◆ Items ◆

— begin —

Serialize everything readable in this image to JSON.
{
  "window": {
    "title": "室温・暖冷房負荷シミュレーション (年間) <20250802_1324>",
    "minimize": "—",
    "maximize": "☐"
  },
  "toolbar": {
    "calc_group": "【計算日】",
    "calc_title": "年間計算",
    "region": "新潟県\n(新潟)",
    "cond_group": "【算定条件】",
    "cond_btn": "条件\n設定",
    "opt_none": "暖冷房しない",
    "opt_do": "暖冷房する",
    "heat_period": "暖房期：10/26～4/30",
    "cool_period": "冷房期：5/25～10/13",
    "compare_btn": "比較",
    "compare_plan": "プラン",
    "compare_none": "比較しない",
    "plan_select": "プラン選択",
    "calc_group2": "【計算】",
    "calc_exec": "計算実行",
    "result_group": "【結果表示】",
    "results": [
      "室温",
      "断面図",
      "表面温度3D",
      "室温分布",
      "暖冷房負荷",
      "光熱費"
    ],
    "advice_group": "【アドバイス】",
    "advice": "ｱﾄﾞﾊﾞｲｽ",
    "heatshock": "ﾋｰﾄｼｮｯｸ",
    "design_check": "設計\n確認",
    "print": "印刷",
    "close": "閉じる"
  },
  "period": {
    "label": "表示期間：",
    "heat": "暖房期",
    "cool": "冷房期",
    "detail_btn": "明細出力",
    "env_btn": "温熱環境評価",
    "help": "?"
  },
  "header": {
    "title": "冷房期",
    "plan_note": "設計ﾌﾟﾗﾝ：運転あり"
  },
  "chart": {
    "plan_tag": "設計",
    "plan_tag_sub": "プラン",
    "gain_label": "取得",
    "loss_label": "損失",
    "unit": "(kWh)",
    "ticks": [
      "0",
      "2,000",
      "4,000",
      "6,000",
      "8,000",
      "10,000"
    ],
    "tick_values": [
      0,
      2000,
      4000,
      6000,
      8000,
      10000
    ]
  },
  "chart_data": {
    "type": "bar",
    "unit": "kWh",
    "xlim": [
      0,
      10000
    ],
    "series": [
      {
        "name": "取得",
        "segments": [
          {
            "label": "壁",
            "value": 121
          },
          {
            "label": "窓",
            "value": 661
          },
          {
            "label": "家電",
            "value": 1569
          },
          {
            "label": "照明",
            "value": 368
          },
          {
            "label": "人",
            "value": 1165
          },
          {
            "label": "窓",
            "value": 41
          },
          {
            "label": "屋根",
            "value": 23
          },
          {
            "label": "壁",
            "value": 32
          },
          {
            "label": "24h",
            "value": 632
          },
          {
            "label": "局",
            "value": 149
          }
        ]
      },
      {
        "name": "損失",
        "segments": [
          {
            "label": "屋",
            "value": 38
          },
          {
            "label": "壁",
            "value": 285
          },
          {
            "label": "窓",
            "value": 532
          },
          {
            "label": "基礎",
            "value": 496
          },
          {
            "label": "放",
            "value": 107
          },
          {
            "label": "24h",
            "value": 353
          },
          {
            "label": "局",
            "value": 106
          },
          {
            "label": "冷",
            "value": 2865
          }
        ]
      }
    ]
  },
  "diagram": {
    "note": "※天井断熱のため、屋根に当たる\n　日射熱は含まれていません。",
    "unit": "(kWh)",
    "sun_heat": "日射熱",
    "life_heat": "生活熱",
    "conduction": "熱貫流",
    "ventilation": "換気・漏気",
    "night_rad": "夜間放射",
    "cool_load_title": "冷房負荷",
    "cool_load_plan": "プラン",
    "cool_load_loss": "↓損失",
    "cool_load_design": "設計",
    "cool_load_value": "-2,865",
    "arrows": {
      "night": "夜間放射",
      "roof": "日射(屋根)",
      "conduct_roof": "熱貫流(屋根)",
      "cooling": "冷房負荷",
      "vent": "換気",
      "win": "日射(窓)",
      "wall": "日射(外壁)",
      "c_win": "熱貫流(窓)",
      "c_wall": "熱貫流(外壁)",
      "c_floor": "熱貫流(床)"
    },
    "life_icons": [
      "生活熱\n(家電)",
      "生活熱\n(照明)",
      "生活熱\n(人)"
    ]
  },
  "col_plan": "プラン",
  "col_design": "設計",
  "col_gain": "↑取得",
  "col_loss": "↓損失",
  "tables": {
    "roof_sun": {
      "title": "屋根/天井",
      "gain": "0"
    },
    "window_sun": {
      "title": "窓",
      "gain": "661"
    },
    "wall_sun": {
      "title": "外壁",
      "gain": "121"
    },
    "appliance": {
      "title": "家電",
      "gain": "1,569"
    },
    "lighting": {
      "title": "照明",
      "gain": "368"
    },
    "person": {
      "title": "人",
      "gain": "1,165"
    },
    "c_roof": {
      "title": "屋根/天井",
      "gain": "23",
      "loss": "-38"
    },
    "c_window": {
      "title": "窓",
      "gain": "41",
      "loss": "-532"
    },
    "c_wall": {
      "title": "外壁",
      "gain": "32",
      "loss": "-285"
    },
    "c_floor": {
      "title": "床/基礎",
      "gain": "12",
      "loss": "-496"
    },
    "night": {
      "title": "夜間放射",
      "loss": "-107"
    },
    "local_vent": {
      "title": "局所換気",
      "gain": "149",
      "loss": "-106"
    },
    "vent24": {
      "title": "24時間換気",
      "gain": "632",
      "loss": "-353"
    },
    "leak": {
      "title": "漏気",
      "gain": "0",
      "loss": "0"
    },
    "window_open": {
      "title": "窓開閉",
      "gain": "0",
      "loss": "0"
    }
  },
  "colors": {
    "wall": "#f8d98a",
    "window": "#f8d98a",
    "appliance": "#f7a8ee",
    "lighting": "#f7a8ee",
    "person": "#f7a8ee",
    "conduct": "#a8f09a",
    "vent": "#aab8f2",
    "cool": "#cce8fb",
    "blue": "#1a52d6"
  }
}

— end —
— begin —

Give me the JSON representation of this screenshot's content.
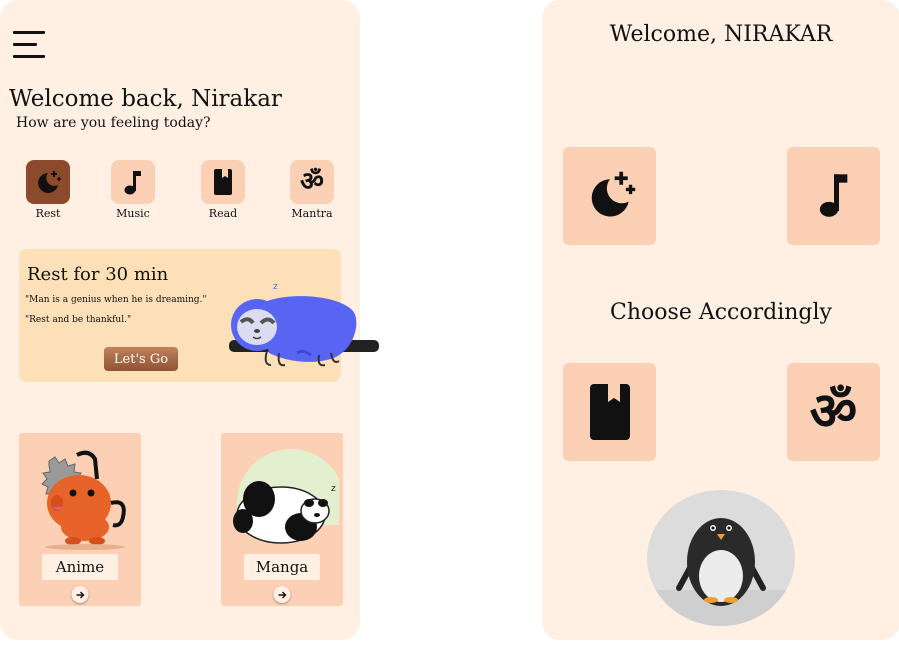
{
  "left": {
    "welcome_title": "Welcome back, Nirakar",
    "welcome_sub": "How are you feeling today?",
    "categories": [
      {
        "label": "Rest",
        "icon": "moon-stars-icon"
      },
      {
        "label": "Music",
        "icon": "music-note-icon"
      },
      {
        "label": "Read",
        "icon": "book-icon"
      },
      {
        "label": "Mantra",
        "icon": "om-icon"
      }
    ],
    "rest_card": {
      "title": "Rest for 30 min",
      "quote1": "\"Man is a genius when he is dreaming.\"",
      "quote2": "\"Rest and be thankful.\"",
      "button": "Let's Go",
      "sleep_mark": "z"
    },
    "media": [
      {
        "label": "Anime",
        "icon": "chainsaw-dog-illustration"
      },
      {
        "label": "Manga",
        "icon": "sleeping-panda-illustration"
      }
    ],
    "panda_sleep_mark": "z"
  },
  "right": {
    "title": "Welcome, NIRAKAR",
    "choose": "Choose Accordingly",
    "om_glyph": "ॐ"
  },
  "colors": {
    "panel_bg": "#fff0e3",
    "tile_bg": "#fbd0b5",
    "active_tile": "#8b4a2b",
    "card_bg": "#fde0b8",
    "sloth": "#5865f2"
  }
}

— end —
— begin —

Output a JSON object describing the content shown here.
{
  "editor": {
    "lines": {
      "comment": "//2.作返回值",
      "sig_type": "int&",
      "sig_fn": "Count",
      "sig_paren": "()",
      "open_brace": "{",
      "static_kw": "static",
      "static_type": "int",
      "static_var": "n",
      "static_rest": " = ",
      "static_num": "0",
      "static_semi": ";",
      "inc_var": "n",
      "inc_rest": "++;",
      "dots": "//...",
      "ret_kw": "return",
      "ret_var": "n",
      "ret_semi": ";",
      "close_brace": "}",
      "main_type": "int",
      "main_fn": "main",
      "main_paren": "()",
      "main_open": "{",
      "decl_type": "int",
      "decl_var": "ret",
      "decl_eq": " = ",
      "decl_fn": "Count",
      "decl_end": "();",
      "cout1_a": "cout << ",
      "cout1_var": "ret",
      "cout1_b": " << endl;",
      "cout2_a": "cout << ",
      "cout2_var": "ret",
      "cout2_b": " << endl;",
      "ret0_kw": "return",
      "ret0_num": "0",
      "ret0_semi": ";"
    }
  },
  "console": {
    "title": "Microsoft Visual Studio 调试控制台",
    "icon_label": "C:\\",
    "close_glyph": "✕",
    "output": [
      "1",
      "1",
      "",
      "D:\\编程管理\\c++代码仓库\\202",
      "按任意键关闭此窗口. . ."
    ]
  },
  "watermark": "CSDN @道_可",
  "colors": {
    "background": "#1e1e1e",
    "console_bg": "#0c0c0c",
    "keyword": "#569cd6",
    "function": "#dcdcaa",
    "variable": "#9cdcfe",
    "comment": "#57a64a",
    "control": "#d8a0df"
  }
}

— end —

◆ Task to carry out ◆
Write out each line of the data that holds the string "this".

◆ Answer below ◆
Serialize everything readable in this image to JSON.
Give me the JSON representation of this screenshot's content.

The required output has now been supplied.